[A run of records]
──────

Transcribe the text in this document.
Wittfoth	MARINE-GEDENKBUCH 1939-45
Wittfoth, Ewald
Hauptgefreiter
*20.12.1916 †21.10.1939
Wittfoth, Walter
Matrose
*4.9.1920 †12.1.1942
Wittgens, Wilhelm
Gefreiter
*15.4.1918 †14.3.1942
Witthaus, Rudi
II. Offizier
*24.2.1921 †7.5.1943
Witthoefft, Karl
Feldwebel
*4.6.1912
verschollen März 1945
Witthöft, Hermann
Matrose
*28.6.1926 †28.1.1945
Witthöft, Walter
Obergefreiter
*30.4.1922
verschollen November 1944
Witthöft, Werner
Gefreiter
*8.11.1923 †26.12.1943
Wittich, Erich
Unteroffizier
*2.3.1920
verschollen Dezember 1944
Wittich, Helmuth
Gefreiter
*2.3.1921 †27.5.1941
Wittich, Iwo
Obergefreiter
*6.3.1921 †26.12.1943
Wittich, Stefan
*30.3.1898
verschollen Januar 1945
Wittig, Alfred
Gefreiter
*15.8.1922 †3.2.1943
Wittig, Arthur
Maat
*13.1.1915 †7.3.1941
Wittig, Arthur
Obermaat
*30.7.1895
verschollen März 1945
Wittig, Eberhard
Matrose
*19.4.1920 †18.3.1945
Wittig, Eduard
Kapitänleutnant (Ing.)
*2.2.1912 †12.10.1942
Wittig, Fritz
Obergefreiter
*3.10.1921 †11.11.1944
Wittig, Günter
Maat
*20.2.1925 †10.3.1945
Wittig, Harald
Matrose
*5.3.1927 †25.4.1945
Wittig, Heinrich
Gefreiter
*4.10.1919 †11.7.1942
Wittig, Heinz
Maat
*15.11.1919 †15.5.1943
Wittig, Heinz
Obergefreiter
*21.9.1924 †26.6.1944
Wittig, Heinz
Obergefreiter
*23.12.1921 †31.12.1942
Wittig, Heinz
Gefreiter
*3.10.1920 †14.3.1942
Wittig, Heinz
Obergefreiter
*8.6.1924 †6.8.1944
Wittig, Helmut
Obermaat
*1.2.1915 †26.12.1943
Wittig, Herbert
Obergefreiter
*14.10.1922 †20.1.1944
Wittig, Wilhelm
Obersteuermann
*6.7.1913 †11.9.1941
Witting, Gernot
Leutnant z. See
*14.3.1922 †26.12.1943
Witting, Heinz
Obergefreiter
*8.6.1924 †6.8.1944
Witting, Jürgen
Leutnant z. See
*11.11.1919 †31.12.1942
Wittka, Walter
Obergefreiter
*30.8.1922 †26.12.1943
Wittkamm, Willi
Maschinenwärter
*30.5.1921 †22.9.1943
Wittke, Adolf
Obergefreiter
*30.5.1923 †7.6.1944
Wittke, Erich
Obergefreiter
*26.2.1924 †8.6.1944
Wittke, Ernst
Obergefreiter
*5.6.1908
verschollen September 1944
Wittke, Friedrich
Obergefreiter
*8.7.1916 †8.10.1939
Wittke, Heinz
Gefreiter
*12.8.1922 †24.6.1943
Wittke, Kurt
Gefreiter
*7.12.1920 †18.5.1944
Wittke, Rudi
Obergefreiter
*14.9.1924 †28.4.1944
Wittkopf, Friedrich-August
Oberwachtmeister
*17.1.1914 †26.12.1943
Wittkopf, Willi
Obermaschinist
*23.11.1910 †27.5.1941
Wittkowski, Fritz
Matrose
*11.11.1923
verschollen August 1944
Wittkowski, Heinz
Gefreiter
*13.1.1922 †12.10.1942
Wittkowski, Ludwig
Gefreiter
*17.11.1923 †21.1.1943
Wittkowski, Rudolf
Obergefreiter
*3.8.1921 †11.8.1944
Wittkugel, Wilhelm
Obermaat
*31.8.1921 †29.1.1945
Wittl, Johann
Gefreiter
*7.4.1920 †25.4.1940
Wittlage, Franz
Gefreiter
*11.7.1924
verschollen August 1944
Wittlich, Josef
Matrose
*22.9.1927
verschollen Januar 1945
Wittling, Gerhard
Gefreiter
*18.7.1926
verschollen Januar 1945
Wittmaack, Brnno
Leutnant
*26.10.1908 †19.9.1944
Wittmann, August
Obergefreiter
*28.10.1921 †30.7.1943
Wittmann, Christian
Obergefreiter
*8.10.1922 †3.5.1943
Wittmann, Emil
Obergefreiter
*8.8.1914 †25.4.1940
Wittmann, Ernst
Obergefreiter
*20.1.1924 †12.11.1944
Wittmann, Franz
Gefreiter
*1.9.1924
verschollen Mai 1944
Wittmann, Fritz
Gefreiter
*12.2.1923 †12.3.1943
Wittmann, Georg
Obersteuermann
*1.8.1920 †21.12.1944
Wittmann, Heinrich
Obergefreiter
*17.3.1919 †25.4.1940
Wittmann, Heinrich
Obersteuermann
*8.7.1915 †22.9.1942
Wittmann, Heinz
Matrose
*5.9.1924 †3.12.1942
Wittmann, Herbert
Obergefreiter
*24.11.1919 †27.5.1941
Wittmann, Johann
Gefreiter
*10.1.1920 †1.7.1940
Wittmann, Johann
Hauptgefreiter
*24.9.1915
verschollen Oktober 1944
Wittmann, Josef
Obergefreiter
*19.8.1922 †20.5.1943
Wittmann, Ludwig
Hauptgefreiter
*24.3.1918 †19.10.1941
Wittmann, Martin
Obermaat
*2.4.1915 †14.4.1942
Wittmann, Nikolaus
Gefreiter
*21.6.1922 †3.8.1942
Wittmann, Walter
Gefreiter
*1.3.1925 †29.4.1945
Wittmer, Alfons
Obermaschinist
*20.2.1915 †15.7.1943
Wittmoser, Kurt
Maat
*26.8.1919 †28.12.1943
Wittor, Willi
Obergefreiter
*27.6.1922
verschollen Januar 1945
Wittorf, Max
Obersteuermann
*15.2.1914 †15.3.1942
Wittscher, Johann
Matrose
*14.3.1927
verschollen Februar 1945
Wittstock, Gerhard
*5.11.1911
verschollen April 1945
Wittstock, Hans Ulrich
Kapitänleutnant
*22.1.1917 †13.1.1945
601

──────

**Problem to solve:** Tally the lines in these entries that have the string "Kapitänleutnant" in them, then answer with the count and nothing else.

**Output of the task:** 2